- _Requirements_
Show, in full, each line of the data that contains "Weak".

·····

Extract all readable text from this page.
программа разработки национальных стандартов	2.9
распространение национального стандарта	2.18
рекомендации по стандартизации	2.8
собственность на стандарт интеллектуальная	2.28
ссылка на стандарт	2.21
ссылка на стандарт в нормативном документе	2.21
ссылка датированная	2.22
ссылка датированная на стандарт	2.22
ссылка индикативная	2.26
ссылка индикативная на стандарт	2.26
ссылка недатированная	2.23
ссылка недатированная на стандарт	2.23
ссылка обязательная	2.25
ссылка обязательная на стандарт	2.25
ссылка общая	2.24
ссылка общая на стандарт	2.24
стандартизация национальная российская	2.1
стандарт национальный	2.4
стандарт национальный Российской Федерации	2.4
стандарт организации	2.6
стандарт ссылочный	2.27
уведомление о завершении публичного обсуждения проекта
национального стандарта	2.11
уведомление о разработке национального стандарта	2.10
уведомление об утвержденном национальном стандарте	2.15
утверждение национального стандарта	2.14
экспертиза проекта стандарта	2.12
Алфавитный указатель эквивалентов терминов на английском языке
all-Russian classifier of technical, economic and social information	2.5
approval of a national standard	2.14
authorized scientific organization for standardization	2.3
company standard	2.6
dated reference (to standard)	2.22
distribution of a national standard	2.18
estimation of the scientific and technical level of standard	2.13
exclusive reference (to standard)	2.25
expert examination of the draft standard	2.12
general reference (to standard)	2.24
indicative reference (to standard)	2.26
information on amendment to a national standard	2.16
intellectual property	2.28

·····

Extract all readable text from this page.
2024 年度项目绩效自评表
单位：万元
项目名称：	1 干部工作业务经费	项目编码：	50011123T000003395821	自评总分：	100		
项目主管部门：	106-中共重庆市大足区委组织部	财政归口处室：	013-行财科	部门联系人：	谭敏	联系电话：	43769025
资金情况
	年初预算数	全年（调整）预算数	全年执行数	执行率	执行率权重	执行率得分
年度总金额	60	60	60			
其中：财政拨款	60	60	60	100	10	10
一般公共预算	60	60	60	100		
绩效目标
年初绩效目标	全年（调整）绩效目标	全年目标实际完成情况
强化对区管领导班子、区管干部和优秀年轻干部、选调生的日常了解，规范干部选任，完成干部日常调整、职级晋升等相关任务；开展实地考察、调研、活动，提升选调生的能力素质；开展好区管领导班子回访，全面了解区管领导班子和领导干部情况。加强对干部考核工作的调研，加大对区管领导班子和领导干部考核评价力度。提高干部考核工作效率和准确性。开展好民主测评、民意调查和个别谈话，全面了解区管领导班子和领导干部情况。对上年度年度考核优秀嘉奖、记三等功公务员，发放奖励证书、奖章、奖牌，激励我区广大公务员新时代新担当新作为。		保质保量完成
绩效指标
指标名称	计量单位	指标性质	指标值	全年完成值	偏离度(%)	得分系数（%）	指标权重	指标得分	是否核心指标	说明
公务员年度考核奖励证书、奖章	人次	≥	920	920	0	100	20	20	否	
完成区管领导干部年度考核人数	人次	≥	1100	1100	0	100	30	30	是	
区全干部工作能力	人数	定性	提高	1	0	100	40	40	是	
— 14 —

·····

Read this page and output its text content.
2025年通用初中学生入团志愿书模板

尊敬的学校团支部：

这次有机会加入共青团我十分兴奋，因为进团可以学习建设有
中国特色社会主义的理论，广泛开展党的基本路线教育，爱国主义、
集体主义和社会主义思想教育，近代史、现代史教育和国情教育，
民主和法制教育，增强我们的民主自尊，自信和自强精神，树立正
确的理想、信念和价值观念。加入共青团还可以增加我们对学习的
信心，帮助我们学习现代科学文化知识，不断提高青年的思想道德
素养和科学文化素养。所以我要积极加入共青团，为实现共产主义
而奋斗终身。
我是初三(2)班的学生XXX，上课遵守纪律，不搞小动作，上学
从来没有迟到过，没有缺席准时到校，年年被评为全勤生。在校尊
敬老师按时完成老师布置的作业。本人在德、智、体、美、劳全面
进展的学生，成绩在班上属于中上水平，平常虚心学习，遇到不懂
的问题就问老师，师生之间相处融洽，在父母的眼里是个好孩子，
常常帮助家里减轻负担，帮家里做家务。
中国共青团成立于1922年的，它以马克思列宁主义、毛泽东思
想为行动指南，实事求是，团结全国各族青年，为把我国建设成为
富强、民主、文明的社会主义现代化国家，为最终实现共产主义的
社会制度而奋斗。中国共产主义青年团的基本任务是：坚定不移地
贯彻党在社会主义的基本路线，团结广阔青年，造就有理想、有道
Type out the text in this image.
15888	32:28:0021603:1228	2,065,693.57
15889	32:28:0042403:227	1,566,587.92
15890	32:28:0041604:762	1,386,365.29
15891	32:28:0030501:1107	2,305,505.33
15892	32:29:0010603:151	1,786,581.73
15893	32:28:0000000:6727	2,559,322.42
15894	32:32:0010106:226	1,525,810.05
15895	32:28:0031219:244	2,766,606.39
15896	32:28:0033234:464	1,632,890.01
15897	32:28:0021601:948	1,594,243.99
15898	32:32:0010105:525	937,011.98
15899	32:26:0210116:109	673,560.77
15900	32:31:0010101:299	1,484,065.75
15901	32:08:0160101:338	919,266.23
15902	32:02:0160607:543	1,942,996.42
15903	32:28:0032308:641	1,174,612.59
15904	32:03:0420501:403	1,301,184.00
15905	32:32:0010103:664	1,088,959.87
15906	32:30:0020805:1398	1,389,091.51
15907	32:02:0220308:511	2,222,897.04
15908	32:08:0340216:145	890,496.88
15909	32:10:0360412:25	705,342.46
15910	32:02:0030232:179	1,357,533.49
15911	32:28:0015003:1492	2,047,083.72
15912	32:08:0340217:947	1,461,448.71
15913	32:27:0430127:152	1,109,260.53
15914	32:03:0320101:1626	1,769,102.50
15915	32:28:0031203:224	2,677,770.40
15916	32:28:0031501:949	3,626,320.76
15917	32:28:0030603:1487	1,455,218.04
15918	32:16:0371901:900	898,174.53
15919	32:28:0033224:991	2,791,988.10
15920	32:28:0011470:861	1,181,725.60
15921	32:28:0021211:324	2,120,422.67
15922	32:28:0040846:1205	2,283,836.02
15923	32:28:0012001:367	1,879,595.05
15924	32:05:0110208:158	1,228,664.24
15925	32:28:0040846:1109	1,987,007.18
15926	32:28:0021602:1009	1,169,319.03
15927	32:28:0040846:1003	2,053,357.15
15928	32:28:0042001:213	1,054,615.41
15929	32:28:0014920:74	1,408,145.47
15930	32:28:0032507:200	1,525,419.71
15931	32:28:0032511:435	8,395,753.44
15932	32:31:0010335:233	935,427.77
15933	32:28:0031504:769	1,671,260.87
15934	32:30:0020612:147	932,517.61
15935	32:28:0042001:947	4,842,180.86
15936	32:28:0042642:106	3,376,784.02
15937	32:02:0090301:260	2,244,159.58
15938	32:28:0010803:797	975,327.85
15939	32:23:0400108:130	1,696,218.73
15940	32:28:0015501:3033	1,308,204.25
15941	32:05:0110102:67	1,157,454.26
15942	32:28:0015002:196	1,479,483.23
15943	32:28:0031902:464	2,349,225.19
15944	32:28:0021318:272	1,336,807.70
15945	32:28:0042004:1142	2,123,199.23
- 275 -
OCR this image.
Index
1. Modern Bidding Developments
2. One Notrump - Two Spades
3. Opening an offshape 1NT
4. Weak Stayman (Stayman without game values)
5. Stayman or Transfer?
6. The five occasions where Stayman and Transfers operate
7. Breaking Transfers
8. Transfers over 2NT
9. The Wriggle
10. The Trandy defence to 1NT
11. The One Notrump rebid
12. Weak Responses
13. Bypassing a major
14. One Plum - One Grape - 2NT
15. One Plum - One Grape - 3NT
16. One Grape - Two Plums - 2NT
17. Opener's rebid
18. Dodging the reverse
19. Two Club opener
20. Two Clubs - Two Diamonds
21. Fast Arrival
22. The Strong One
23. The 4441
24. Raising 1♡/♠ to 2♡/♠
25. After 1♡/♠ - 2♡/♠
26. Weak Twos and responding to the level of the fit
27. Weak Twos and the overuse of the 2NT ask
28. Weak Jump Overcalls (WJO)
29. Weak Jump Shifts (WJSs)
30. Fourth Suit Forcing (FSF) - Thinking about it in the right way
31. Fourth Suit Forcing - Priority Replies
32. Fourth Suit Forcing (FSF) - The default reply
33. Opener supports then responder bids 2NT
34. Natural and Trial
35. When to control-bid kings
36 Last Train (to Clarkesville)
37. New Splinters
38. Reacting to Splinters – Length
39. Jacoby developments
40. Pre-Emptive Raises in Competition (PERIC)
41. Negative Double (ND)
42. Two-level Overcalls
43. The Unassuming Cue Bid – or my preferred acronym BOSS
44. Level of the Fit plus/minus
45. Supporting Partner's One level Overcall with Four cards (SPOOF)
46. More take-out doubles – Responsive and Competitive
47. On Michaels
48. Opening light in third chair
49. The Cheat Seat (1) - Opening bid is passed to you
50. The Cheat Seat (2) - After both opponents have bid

·····

- _Response to this task_
4. Weak Stayman (Stayman without game values)
12. Weak Responses
26. Weak Twos and responding to the level of the fit
27. Weak Twos and the overuse of the 2NT ask
28. Weak Jump Overcalls (WJO)
29. Weak Jump Shifts (WJSs)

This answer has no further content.